### GIVEN EXERCISE
Copy out the entries exactly, from the first line to the last.

————————

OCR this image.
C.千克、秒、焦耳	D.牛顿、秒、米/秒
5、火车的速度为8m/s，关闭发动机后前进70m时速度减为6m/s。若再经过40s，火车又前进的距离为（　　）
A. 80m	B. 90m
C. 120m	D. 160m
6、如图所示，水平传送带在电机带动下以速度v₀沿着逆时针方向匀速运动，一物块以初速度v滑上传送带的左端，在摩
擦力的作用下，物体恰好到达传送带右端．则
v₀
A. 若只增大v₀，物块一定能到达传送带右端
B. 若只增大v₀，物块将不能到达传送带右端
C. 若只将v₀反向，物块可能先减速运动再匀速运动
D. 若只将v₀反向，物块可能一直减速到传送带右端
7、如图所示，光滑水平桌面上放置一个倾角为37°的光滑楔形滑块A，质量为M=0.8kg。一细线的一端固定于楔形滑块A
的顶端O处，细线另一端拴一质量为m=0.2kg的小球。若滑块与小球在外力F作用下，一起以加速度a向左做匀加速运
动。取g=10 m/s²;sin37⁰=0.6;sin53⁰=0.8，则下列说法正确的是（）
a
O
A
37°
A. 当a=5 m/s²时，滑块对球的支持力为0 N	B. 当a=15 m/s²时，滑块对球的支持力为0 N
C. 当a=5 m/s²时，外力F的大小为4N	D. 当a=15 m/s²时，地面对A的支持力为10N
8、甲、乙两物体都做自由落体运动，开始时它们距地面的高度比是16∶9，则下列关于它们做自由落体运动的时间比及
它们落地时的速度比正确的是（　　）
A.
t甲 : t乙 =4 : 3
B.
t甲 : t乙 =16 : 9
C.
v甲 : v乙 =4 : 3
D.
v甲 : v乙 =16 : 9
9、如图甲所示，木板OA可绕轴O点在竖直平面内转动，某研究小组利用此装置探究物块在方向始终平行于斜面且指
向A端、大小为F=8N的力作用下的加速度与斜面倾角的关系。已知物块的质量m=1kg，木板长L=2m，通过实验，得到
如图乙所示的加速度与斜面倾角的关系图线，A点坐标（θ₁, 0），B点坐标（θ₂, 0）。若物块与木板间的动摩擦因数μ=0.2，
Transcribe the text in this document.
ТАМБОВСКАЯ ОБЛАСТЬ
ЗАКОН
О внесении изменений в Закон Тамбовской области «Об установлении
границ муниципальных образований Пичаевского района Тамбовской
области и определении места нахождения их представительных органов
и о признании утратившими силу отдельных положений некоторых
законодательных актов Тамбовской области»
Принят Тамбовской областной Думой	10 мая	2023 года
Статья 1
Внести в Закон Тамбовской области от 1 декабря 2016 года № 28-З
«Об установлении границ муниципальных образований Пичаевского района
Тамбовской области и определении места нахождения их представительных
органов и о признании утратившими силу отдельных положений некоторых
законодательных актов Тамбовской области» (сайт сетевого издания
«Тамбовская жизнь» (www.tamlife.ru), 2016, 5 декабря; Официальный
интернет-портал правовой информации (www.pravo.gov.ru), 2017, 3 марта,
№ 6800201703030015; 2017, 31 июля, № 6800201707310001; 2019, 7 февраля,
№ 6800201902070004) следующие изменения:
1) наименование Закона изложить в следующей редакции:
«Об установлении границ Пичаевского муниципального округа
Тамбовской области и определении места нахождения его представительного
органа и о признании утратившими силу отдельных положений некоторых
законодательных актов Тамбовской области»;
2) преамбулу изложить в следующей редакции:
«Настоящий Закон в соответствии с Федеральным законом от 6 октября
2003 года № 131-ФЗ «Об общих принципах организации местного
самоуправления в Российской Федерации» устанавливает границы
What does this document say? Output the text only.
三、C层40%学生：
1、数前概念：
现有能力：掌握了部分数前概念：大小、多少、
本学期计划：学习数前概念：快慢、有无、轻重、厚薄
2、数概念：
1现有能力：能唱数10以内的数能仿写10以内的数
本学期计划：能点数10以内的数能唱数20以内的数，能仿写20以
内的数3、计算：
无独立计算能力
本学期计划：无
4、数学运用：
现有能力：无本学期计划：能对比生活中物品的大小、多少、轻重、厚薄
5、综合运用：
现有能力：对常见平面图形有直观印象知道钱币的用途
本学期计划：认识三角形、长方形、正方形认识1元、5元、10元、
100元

————————

### THE SOLUTION
OCR this image.
C.千克、秒、焦耳	D.牛顿、秒、米/秒
5、火车的速度为8m/s，关闭发动机后前进70m时速度减为6m/s。若再经过40s，火车又前进的距离为（　　）
A. 80m	B. 90m
C. 120m	D. 160m
6、如图所示，水平传送带在电机带动下以速度v₀沿着逆时针方向匀速运动，一物块以初速度v滑上传送带的左端，在摩
擦力的作用下，物体恰好到达传送带右端．则
v₀
A. 若只增大v₀，物块一定能到达传送带右端
B. 若只增大v₀，物块将不能到达传送带右端
C. 若只将v₀反向，物块可能先减速运动再匀速运动
D. 若只将v₀反向，物块可能一直减速到传送带右端
7、如图所示，光滑水平桌面上放置一个倾角为37°的光滑楔形滑块A，质量为M=0.8kg。一细线的一端固定于楔形滑块A
的顶端O处，细线另一端拴一质量为m=0.2kg的小球。若滑块与小球在外力F作用下，一起以加速度a向左做匀加速运
动。取g=10 m/s²;sin37⁰=0.6;sin53⁰=0.8，则下列说法正确的是（）
a
O
A
37°
A. 当a=5 m/s²时，滑块对球的支持力为0 N	B. 当a=15 m/s²时，滑块对球的支持力为0 N
C. 当a=5 m/s²时，外力F的大小为4N	D. 当a=15 m/s²时，地面对A的支持力为10N
8、甲、乙两物体都做自由落体运动，开始时它们距地面的高度比是16∶9，则下列关于它们做自由落体运动的时间比及
它们落地时的速度比正确的是（　　）
A.
t甲 : t乙 =4 : 3
B.
t甲 : t乙 =16 : 9
C.
v甲 : v乙 =4 : 3
D.
v甲 : v乙 =16 : 9
9、如图甲所示，木板OA可绕轴O点在竖直平面内转动，某研究小组利用此装置探究物块在方向始终平行于斜面且指
向A端、大小为F=8N的力作用下的加速度与斜面倾角的关系。已知物块的质量m=1kg，木板长L=2m，通过实验，得到
如图乙所示的加速度与斜面倾角的关系图线，A点坐标（θ₁, 0），B点坐标（θ₂, 0）。若物块与木板间的动摩擦因数μ=0.2，
Transcribe the text in this document.
ТАМБОВСКАЯ ОБЛАСТЬ
ЗАКОН
О внесении изменений в Закон Тамбовской области «Об установлении
границ муниципальных образований Пичаевского района Тамбовской
области и определении места нахождения их представительных органов
и о признании утратившими силу отдельных положений некоторых
законодательных актов Тамбовской области»
Принят Тамбовской областной Думой	10 мая	2023 года
Статья 1
Внести в Закон Тамбовской области от 1 декабря 2016 года № 28-З
«Об установлении границ муниципальных образований Пичаевского района
Тамбовской области и определении места нахождения их представительных
органов и о признании утратившими силу отдельных положений некоторых
законодательных актов Тамбовской области» (сайт сетевого издания
«Тамбовская жизнь» (www.tamlife.ru), 2016, 5 декабря; Официальный
интернет-портал правовой информации (www.pravo.gov.ru), 2017, 3 марта,
№ 6800201703030015; 2017, 31 июля, № 6800201707310001; 2019, 7 февраля,
№ 6800201902070004) следующие изменения:
1) наименование Закона изложить в следующей редакции:
«Об установлении границ Пичаевского муниципального округа
Тамбовской области и определении места нахождения его представительного
органа и о признании утратившими силу отдельных положений некоторых
законодательных актов Тамбовской области»;
2) преамбулу изложить в следующей редакции:
«Настоящий Закон в соответствии с Федеральным законом от 6 октября
2003 года № 131-ФЗ «Об общих принципах организации местного
самоуправления в Российской Федерации» устанавливает границы
What does this document say? Output the text only.
三、C层40%学生：
1、数前概念：
现有能力：掌握了部分数前概念：大小、多少、
本学期计划：学习数前概念：快慢、有无、轻重、厚薄
2、数概念：
1现有能力：能唱数10以内的数能仿写10以内的数
本学期计划：能点数10以内的数能唱数20以内的数，能仿写20以
内的数3、计算：
无独立计算能力
本学期计划：无
4、数学运用：
现有能力：无本学期计划：能对比生活中物品的大小、多少、轻重、厚薄
5、综合运用：
现有能力：对常见平面图形有直观印象知道钱币的用途
本学期计划：认识三角形、长方形、正方形认识1元、5元、10元、
100元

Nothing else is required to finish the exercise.